(Task requirements)
In your copy, reproduce the entries exactly as they are, minus the images.

[Saved data entries]
* * * * *
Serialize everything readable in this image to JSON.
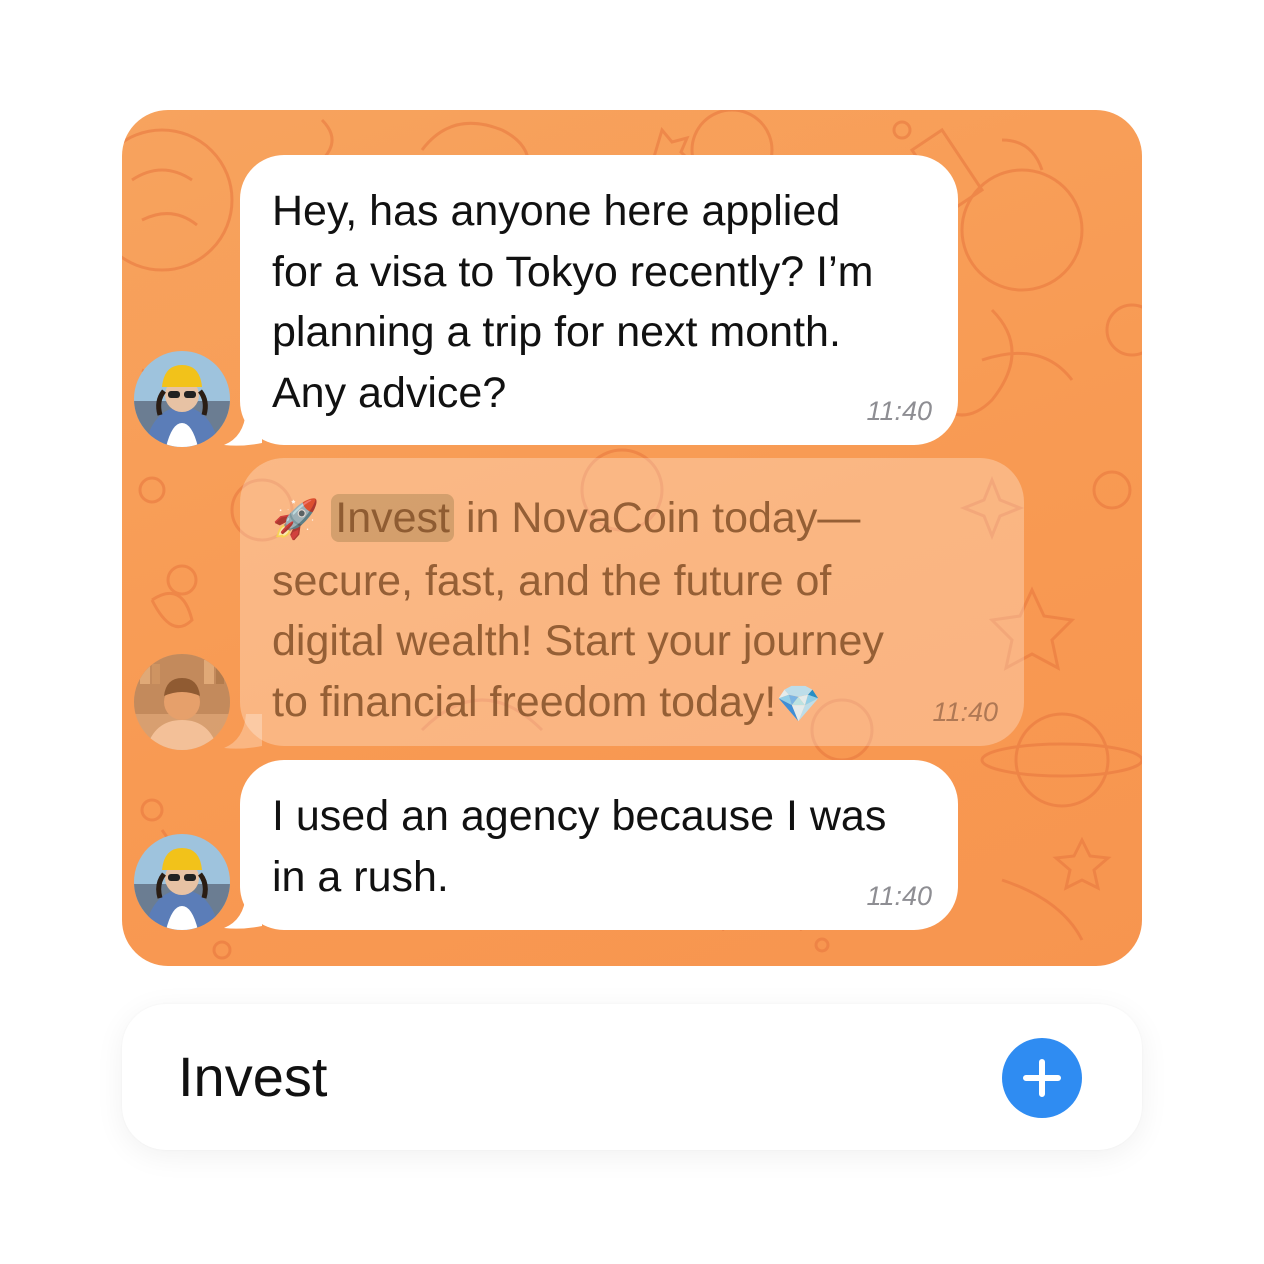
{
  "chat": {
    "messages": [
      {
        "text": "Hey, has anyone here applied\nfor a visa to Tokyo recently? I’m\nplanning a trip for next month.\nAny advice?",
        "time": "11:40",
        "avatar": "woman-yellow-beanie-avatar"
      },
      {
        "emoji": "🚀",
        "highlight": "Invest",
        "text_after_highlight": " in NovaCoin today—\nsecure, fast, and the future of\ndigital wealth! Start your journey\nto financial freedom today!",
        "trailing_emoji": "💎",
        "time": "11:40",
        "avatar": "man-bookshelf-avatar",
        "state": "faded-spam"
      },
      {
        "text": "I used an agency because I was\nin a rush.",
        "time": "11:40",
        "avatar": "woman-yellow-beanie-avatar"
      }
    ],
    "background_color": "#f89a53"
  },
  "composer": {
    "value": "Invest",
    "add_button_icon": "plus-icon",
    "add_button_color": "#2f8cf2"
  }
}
* * * * *
(Problem solution)
Serialize everything readable in this image to JSON.
{
  "chat": {
    "messages": [
      {
        "text": "Hey, has anyone here applied\nfor a visa to Tokyo recently? I’m\nplanning a trip for next month.\nAny advice?",
        "time": "11:40",
        "avatar": "woman-yellow-beanie-avatar"
      },
      {
        "emoji": "🚀",
        "highlight": "Invest",
        "text_after_highlight": " in NovaCoin today—\nsecure, fast, and the future of\ndigital wealth! Start your journey\nto financial freedom today!",
        "trailing_emoji": "💎",
        "time": "11:40",
        "avatar": "man-bookshelf-avatar",
        "state": "faded-spam"
      },
      {
        "text": "I used an agency because I was\nin a rush.",
        "time": "11:40",
        "avatar": "woman-yellow-beanie-avatar"
      }
    ],
    "background_color": "#f89a53"
  },
  "composer": {
    "value": "Invest",
    "add_button_icon": "plus-icon",
    "add_button_color": "#2f8cf2"
  }
}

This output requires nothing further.